Work to complete:
Reproduce the material in full, unchanged.

--- Begin ---

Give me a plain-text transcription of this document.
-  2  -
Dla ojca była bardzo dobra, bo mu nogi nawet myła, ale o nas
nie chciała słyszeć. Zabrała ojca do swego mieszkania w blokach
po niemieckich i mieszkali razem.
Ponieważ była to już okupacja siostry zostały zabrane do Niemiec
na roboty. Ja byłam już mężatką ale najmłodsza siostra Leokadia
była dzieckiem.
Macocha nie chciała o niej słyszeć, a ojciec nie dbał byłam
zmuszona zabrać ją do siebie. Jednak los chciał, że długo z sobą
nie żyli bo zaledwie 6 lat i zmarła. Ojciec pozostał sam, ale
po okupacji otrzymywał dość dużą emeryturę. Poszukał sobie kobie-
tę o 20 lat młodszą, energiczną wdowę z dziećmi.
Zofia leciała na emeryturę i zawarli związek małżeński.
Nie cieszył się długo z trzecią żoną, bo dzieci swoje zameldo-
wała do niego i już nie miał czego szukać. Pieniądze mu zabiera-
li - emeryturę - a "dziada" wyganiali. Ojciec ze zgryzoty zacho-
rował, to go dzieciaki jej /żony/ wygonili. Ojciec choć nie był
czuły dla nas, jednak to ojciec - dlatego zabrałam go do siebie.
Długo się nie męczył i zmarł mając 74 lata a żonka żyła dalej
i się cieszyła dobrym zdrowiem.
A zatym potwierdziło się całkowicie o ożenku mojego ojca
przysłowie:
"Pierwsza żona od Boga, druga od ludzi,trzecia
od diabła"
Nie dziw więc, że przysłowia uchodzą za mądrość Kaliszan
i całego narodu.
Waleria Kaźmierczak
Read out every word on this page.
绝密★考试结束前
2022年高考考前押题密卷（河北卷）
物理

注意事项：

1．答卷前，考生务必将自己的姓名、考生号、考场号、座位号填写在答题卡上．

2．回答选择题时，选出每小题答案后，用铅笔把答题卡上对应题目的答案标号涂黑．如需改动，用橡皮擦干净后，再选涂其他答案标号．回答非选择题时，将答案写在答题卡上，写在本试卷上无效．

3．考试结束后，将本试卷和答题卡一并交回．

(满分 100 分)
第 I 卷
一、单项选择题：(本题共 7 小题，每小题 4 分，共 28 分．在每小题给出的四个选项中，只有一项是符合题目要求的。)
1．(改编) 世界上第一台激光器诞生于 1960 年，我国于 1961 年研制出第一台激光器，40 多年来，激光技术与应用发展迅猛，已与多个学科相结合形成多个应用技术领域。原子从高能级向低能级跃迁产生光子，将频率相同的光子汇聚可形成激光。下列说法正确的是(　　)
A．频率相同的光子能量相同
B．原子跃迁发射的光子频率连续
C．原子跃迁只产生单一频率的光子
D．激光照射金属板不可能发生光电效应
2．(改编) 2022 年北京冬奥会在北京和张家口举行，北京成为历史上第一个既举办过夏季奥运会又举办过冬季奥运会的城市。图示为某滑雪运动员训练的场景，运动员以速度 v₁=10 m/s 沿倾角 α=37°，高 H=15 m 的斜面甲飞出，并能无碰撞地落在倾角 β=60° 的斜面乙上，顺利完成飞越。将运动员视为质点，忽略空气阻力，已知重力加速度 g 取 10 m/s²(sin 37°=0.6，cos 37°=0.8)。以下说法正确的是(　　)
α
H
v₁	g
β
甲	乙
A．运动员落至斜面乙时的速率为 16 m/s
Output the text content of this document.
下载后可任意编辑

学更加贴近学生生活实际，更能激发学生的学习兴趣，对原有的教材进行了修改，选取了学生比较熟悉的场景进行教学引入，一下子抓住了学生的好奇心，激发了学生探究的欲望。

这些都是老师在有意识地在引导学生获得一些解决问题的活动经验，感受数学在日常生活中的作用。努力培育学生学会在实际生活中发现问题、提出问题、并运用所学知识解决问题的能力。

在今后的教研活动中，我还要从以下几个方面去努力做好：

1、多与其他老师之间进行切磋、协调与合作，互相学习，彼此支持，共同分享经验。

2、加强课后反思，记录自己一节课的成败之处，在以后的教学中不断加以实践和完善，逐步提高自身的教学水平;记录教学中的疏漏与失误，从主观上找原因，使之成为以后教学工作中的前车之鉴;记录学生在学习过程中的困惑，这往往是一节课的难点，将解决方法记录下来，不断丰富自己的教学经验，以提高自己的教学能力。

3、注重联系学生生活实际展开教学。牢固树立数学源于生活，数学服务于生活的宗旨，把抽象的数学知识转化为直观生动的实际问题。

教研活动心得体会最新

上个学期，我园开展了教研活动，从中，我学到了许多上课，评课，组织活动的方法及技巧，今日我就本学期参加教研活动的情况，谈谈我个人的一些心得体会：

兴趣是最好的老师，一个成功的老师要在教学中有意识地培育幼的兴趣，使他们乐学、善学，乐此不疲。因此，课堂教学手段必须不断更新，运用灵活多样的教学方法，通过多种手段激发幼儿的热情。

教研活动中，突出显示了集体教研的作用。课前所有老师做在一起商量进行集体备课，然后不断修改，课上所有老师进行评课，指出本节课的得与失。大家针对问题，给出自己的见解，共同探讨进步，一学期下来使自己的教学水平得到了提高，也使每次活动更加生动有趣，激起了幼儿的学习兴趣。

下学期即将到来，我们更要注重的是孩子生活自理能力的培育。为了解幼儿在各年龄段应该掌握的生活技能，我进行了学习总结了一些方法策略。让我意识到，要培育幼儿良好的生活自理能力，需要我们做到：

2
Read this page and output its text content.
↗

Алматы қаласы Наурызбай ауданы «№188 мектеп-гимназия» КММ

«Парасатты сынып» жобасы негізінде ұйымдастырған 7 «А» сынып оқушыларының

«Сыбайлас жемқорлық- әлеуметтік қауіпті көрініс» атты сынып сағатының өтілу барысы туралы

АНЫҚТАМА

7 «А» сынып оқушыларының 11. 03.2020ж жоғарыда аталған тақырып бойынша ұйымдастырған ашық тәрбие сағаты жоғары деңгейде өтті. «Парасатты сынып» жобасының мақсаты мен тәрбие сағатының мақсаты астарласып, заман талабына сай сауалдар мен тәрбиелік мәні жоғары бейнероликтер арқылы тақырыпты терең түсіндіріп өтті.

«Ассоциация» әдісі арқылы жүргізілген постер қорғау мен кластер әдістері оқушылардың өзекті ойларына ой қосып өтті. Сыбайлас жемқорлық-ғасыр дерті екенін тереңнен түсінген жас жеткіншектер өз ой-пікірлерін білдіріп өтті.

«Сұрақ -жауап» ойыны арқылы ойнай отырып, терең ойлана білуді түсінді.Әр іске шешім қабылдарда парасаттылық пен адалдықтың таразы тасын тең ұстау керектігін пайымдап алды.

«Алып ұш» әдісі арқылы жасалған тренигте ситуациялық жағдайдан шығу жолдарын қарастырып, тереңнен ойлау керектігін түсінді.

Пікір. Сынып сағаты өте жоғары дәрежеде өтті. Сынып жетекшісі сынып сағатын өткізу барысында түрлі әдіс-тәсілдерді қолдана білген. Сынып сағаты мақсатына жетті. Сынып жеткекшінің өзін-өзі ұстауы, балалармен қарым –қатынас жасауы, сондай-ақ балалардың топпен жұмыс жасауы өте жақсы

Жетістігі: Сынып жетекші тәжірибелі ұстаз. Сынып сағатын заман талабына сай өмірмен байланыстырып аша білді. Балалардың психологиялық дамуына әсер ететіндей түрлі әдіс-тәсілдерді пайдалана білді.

--- End ---

Correct result:
Give me a plain-text transcription of this document.
-  2  -
Dla ojca była bardzo dobra, bo mu nogi nawet myła, ale o nas
nie chciała słyszeć. Zabrała ojca do swego mieszkania w blokach
po niemieckich i mieszkali razem.
Ponieważ była to już okupacja siostry zostały zabrane do Niemiec
na roboty. Ja byłam już mężatką ale najmłodsza siostra Leokadia
była dzieckiem.
Macocha nie chciała o niej słyszeć, a ojciec nie dbał byłam
zmuszona zabrać ją do siebie. Jednak los chciał, że długo z sobą
nie żyli bo zaledwie 6 lat i zmarła. Ojciec pozostał sam, ale
po okupacji otrzymywał dość dużą emeryturę. Poszukał sobie kobie-
tę o 20 lat młodszą, energiczną wdowę z dziećmi.
Zofia leciała na emeryturę i zawarli związek małżeński.
Nie cieszył się długo z trzecią żoną, bo dzieci swoje zameldo-
wała do niego i już nie miał czego szukać. Pieniądze mu zabiera-
li - emeryturę - a "dziada" wyganiali. Ojciec ze zgryzoty zacho-
rował, to go dzieciaki jej /żony/ wygonili. Ojciec choć nie był
czuły dla nas, jednak to ojciec - dlatego zabrałam go do siebie.
Długo się nie męczył i zmarł mając 74 lata a żonka żyła dalej
i się cieszyła dobrym zdrowiem.
A zatym potwierdziło się całkowicie o ożenku mojego ojca
przysłowie:
"Pierwsza żona od Boga, druga od ludzi,trzecia
od diabła"
Nie dziw więc, że przysłowia uchodzą za mądrość Kaliszan
i całego narodu.
Waleria Kaźmierczak
Read out every word on this page.
绝密★考试结束前
2022年高考考前押题密卷（河北卷）
物理

注意事项：

1．答卷前，考生务必将自己的姓名、考生号、考场号、座位号填写在答题卡上．

2．回答选择题时，选出每小题答案后，用铅笔把答题卡上对应题目的答案标号涂黑．如需改动，用橡皮擦干净后，再选涂其他答案标号．回答非选择题时，将答案写在答题卡上，写在本试卷上无效．

3．考试结束后，将本试卷和答题卡一并交回．

(满分 100 分)
第 I 卷
一、单项选择题：(本题共 7 小题，每小题 4 分，共 28 分．在每小题给出的四个选项中，只有一项是符合题目要求的。)
1．(改编) 世界上第一台激光器诞生于 1960 年，我国于 1961 年研制出第一台激光器，40 多年来，激光技术与应用发展迅猛，已与多个学科相结合形成多个应用技术领域。原子从高能级向低能级跃迁产生光子，将频率相同的光子汇聚可形成激光。下列说法正确的是(　　)
A．频率相同的光子能量相同
B．原子跃迁发射的光子频率连续
C．原子跃迁只产生单一频率的光子
D．激光照射金属板不可能发生光电效应
2．(改编) 2022 年北京冬奥会在北京和张家口举行，北京成为历史上第一个既举办过夏季奥运会又举办过冬季奥运会的城市。图示为某滑雪运动员训练的场景，运动员以速度 v₁=10 m/s 沿倾角 α=37°，高 H=15 m 的斜面甲飞出，并能无碰撞地落在倾角 β=60° 的斜面乙上，顺利完成飞越。将运动员视为质点，忽略空气阻力，已知重力加速度 g 取 10 m/s²(sin 37°=0.6，cos 37°=0.8)。以下说法正确的是(　　)
α
H
v₁	g
β
甲	乙
A．运动员落至斜面乙时的速率为 16 m/s
Output the text content of this document.
下载后可任意编辑

学更加贴近学生生活实际，更能激发学生的学习兴趣，对原有的教材进行了修改，选取了学生比较熟悉的场景进行教学引入，一下子抓住了学生的好奇心，激发了学生探究的欲望。

这些都是老师在有意识地在引导学生获得一些解决问题的活动经验，感受数学在日常生活中的作用。努力培育学生学会在实际生活中发现问题、提出问题、并运用所学知识解决问题的能力。

在今后的教研活动中，我还要从以下几个方面去努力做好：

1、多与其他老师之间进行切磋、协调与合作，互相学习，彼此支持，共同分享经验。

2、加强课后反思，记录自己一节课的成败之处，在以后的教学中不断加以实践和完善，逐步提高自身的教学水平;记录教学中的疏漏与失误，从主观上找原因，使之成为以后教学工作中的前车之鉴;记录学生在学习过程中的困惑，这往往是一节课的难点，将解决方法记录下来，不断丰富自己的教学经验，以提高自己的教学能力。

3、注重联系学生生活实际展开教学。牢固树立数学源于生活，数学服务于生活的宗旨，把抽象的数学知识转化为直观生动的实际问题。

教研活动心得体会最新

上个学期，我园开展了教研活动，从中，我学到了许多上课，评课，组织活动的方法及技巧，今日我就本学期参加教研活动的情况，谈谈我个人的一些心得体会：

兴趣是最好的老师，一个成功的老师要在教学中有意识地培育幼的兴趣，使他们乐学、善学，乐此不疲。因此，课堂教学手段必须不断更新，运用灵活多样的教学方法，通过多种手段激发幼儿的热情。

教研活动中，突出显示了集体教研的作用。课前所有老师做在一起商量进行集体备课，然后不断修改，课上所有老师进行评课，指出本节课的得与失。大家针对问题，给出自己的见解，共同探讨进步，一学期下来使自己的教学水平得到了提高，也使每次活动更加生动有趣，激起了幼儿的学习兴趣。

下学期即将到来，我们更要注重的是孩子生活自理能力的培育。为了解幼儿在各年龄段应该掌握的生活技能，我进行了学习总结了一些方法策略。让我意识到，要培育幼儿良好的生活自理能力，需要我们做到：

2
Read this page and output its text content.
↗

Алматы қаласы Наурызбай ауданы «№188 мектеп-гимназия» КММ

«Парасатты сынып» жобасы негізінде ұйымдастырған 7 «А» сынып оқушыларының

«Сыбайлас жемқорлық- әлеуметтік қауіпті көрініс» атты сынып сағатының өтілу барысы туралы

АНЫҚТАМА

7 «А» сынып оқушыларының 11. 03.2020ж жоғарыда аталған тақырып бойынша ұйымдастырған ашық тәрбие сағаты жоғары деңгейде өтті. «Парасатты сынып» жобасының мақсаты мен тәрбие сағатының мақсаты астарласып, заман талабына сай сауалдар мен тәрбиелік мәні жоғары бейнероликтер арқылы тақырыпты терең түсіндіріп өтті.

«Ассоциация» әдісі арқылы жүргізілген постер қорғау мен кластер әдістері оқушылардың өзекті ойларына ой қосып өтті. Сыбайлас жемқорлық-ғасыр дерті екенін тереңнен түсінген жас жеткіншектер өз ой-пікірлерін білдіріп өтті.

«Сұрақ -жауап» ойыны арқылы ойнай отырып, терең ойлана білуді түсінді.Әр іске шешім қабылдарда парасаттылық пен адалдықтың таразы тасын тең ұстау керектігін пайымдап алды.

«Алып ұш» әдісі арқылы жасалған тренигте ситуациялық жағдайдан шығу жолдарын қарастырып, тереңнен ойлау керектігін түсінді.

Пікір. Сынып сағаты өте жоғары дәрежеде өтті. Сынып жетекшісі сынып сағатын өткізу барысында түрлі әдіс-тәсілдерді қолдана білген. Сынып сағаты мақсатына жетті. Сынып жеткекшінің өзін-өзі ұстауы, балалармен қарым –қатынас жасауы, сондай-ақ балалардың топпен жұмыс жасауы өте жақсы

Жетістігі: Сынып жетекші тәжірибелі ұстаз. Сынып сағатын заман талабына сай өмірмен байланыстырып аша білді. Балалардың психологиялық дамуына әсер ететіндей түрлі әдіс-тәсілдерді пайдалана білді.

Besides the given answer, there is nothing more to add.